Given data:
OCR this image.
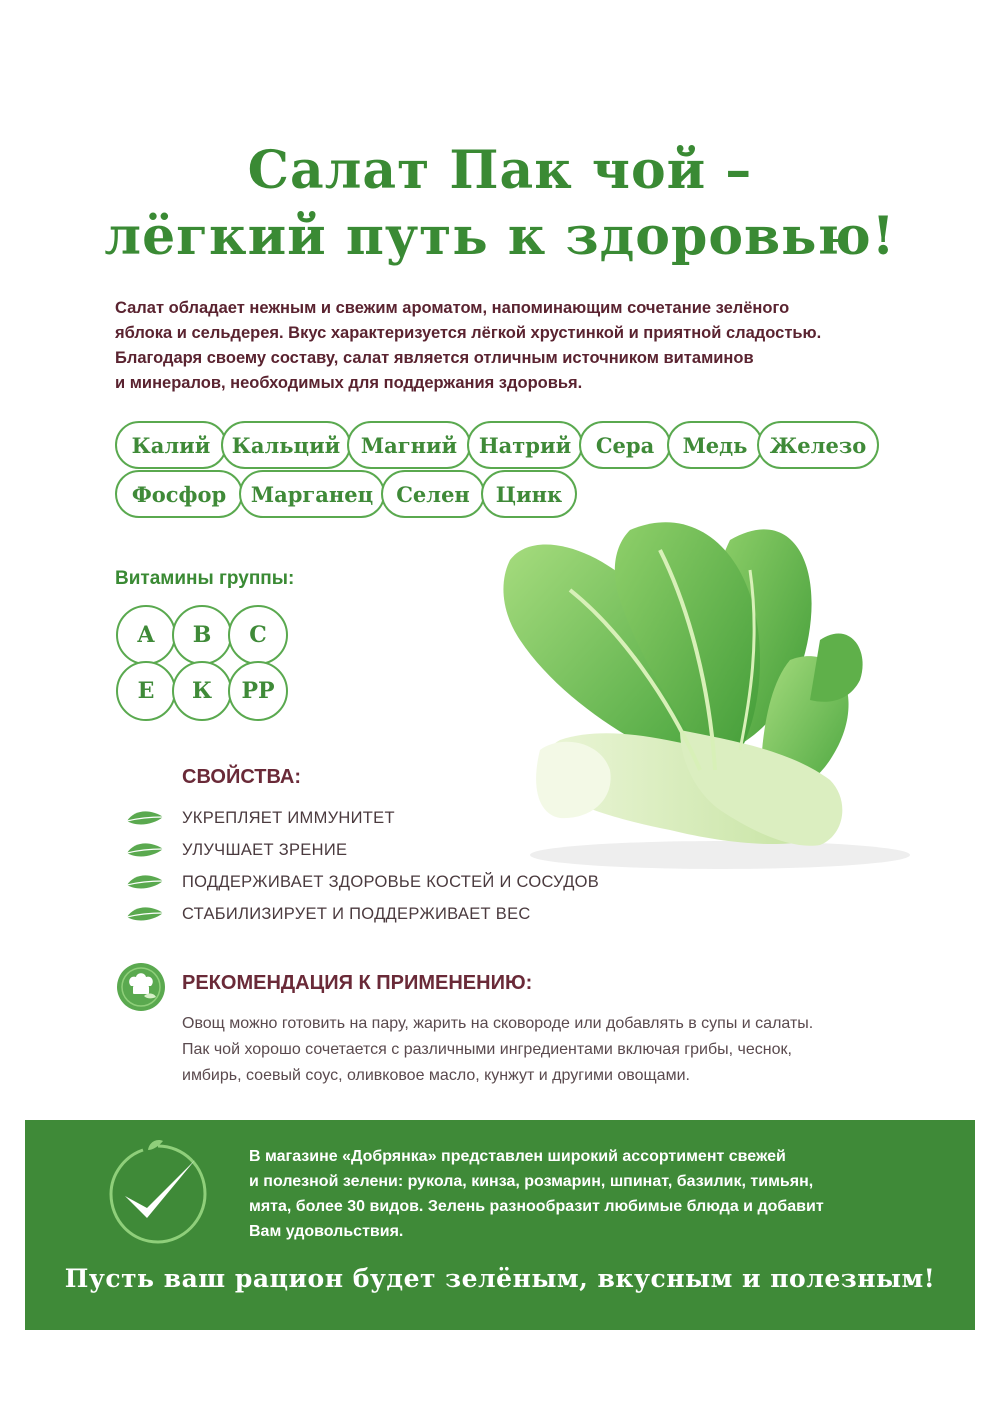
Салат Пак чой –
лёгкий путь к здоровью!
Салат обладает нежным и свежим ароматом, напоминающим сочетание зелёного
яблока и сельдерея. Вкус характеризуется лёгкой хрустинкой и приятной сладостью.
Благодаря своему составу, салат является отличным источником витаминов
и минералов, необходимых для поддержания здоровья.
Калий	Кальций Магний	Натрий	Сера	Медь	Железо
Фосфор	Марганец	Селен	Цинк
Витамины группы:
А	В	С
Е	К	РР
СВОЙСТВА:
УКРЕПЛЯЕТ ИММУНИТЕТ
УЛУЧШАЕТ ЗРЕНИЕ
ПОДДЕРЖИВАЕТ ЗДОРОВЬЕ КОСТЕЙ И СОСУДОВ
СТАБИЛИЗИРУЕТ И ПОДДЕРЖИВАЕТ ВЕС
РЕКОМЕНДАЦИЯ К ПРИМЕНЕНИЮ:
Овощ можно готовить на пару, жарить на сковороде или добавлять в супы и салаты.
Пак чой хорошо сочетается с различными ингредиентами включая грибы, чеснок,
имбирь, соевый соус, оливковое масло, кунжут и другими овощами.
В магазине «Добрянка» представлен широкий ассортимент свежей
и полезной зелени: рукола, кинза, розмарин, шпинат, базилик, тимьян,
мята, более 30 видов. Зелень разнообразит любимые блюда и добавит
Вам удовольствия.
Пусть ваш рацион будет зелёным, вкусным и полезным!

Short task:
Print every entry exactly as written, without the pictures.

Expected answer:
OCR this image.
Салат Пак чой –
лёгкий путь к здоровью!
Салат обладает нежным и свежим ароматом, напоминающим сочетание зелёного
яблока и сельдерея. Вкус характеризуется лёгкой хрустинкой и приятной сладостью.
Благодаря своему составу, салат является отличным источником витаминов
и минералов, необходимых для поддержания здоровья.
Калий	Кальций Магний	Натрий	Сера	Медь	Железо
Фосфор	Марганец	Селен	Цинк
Витамины группы:
А	В	С
Е	К	РР
СВОЙСТВА:
УКРЕПЛЯЕТ ИММУНИТЕТ
УЛУЧШАЕТ ЗРЕНИЕ
ПОДДЕРЖИВАЕТ ЗДОРОВЬЕ КОСТЕЙ И СОСУДОВ
СТАБИЛИЗИРУЕТ И ПОДДЕРЖИВАЕТ ВЕС
РЕКОМЕНДАЦИЯ К ПРИМЕНЕНИЮ:
Овощ можно готовить на пару, жарить на сковороде или добавлять в супы и салаты.
Пак чой хорошо сочетается с различными ингредиентами включая грибы, чеснок,
имбирь, соевый соус, оливковое масло, кунжут и другими овощами.
В магазине «Добрянка» представлен широкий ассортимент свежей
и полезной зелени: рукола, кинза, розмарин, шпинат, базилик, тимьян,
мята, более 30 видов. Зелень разнообразит любимые блюда и добавит
Вам удовольствия.
Пусть ваш рацион будет зелёным, вкусным и полезным!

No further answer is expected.